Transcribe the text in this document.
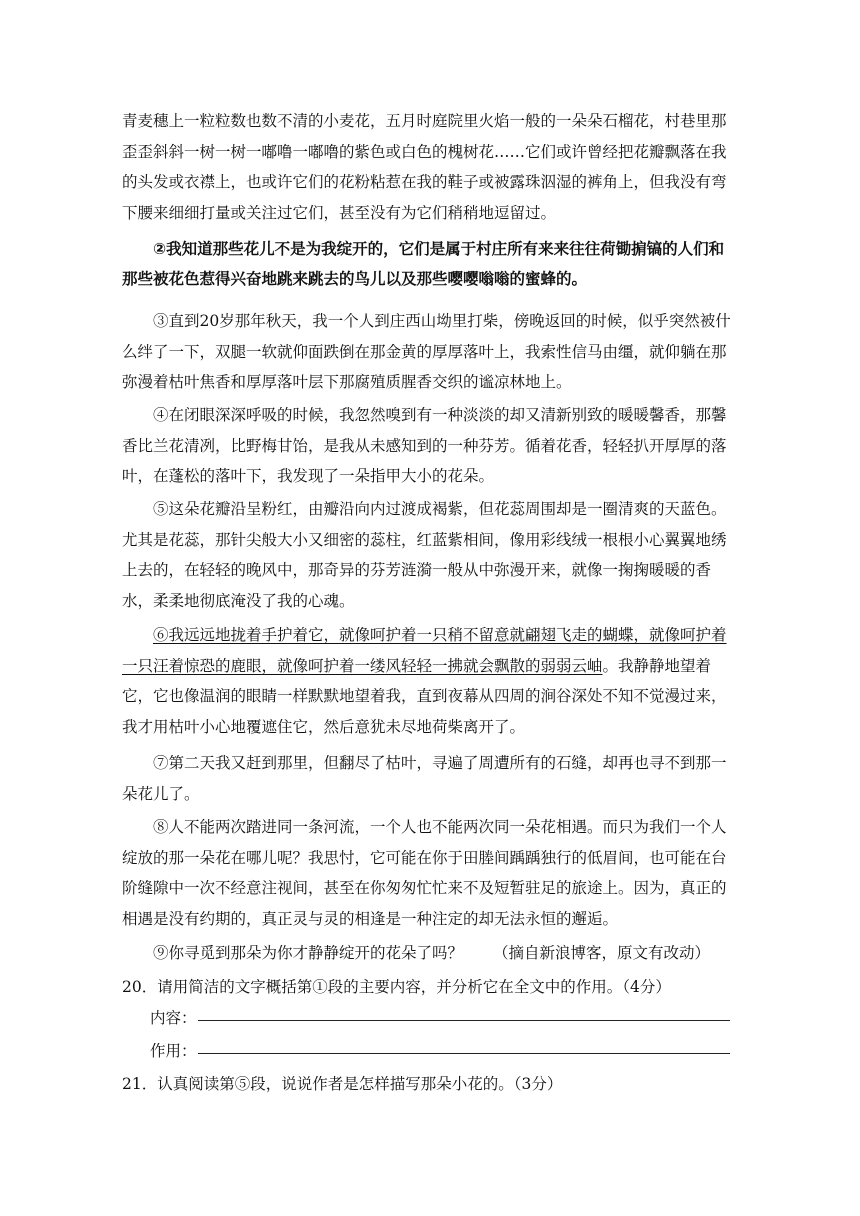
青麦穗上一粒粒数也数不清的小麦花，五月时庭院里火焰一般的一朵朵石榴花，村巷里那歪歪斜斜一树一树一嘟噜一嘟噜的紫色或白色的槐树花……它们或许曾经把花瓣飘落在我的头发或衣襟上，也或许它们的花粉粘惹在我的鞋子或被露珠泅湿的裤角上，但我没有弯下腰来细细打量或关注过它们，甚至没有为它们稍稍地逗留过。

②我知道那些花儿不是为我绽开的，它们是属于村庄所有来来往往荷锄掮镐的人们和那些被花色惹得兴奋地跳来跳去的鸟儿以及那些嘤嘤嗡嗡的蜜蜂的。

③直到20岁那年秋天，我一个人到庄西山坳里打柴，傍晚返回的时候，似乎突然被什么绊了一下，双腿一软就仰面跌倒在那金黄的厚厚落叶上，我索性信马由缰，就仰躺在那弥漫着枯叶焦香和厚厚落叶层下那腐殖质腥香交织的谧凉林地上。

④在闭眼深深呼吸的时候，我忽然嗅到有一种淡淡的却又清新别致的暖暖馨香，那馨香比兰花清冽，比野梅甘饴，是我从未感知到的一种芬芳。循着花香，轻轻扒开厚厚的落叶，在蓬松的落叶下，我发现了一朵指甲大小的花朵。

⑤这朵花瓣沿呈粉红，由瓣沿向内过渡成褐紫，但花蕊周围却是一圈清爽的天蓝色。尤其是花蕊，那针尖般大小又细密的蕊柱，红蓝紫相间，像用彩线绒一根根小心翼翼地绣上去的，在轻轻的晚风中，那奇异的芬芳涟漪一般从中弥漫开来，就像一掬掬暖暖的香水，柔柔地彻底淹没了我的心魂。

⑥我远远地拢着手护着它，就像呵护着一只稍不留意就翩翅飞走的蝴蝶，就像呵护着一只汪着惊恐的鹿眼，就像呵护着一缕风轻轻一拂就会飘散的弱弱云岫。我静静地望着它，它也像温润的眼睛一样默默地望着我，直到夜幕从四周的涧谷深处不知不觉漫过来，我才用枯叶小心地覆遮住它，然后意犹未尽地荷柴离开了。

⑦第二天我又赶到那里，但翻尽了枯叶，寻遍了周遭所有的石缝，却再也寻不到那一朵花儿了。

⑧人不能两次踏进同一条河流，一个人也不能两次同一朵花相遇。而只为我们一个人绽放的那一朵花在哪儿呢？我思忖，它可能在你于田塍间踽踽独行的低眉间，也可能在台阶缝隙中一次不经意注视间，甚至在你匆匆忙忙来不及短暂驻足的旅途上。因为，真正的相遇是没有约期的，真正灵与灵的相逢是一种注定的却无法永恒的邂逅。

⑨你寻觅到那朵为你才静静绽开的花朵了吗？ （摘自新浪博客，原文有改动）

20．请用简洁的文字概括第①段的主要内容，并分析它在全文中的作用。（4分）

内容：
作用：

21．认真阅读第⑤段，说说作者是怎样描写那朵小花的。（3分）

- [What this task involves]
Retype all of the entries exactly as written, leaving out any images.

- [Written reply]
Transcribe the text in this document.
青麦穗上一粒粒数也数不清的小麦花，五月时庭院里火焰一般的一朵朵石榴花，村巷里那歪歪斜斜一树一树一嘟噜一嘟噜的紫色或白色的槐树花……它们或许曾经把花瓣飘落在我的头发或衣襟上，也或许它们的花粉粘惹在我的鞋子或被露珠泅湿的裤角上，但我没有弯下腰来细细打量或关注过它们，甚至没有为它们稍稍地逗留过。

②我知道那些花儿不是为我绽开的，它们是属于村庄所有来来往往荷锄掮镐的人们和那些被花色惹得兴奋地跳来跳去的鸟儿以及那些嘤嘤嗡嗡的蜜蜂的。

③直到20岁那年秋天，我一个人到庄西山坳里打柴，傍晚返回的时候，似乎突然被什么绊了一下，双腿一软就仰面跌倒在那金黄的厚厚落叶上，我索性信马由缰，就仰躺在那弥漫着枯叶焦香和厚厚落叶层下那腐殖质腥香交织的谧凉林地上。

④在闭眼深深呼吸的时候，我忽然嗅到有一种淡淡的却又清新别致的暖暖馨香，那馨香比兰花清冽，比野梅甘饴，是我从未感知到的一种芬芳。循着花香，轻轻扒开厚厚的落叶，在蓬松的落叶下，我发现了一朵指甲大小的花朵。

⑤这朵花瓣沿呈粉红，由瓣沿向内过渡成褐紫，但花蕊周围却是一圈清爽的天蓝色。尤其是花蕊，那针尖般大小又细密的蕊柱，红蓝紫相间，像用彩线绒一根根小心翼翼地绣上去的，在轻轻的晚风中，那奇异的芬芳涟漪一般从中弥漫开来，就像一掬掬暖暖的香水，柔柔地彻底淹没了我的心魂。

⑥我远远地拢着手护着它，就像呵护着一只稍不留意就翩翅飞走的蝴蝶，就像呵护着一只汪着惊恐的鹿眼，就像呵护着一缕风轻轻一拂就会飘散的弱弱云岫。我静静地望着它，它也像温润的眼睛一样默默地望着我，直到夜幕从四周的涧谷深处不知不觉漫过来，我才用枯叶小心地覆遮住它，然后意犹未尽地荷柴离开了。

⑦第二天我又赶到那里，但翻尽了枯叶，寻遍了周遭所有的石缝，却再也寻不到那一朵花儿了。

⑧人不能两次踏进同一条河流，一个人也不能两次同一朵花相遇。而只为我们一个人绽放的那一朵花在哪儿呢？我思忖，它可能在你于田塍间踽踽独行的低眉间，也可能在台阶缝隙中一次不经意注视间，甚至在你匆匆忙忙来不及短暂驻足的旅途上。因为，真正的相遇是没有约期的，真正灵与灵的相逢是一种注定的却无法永恒的邂逅。

⑨你寻觅到那朵为你才静静绽开的花朵了吗？ （摘自新浪博客，原文有改动）

20．请用简洁的文字概括第①段的主要内容，并分析它在全文中的作用。（4分）

内容：
作用：

21．认真阅读第⑤段，说说作者是怎样描写那朵小花的。（3分）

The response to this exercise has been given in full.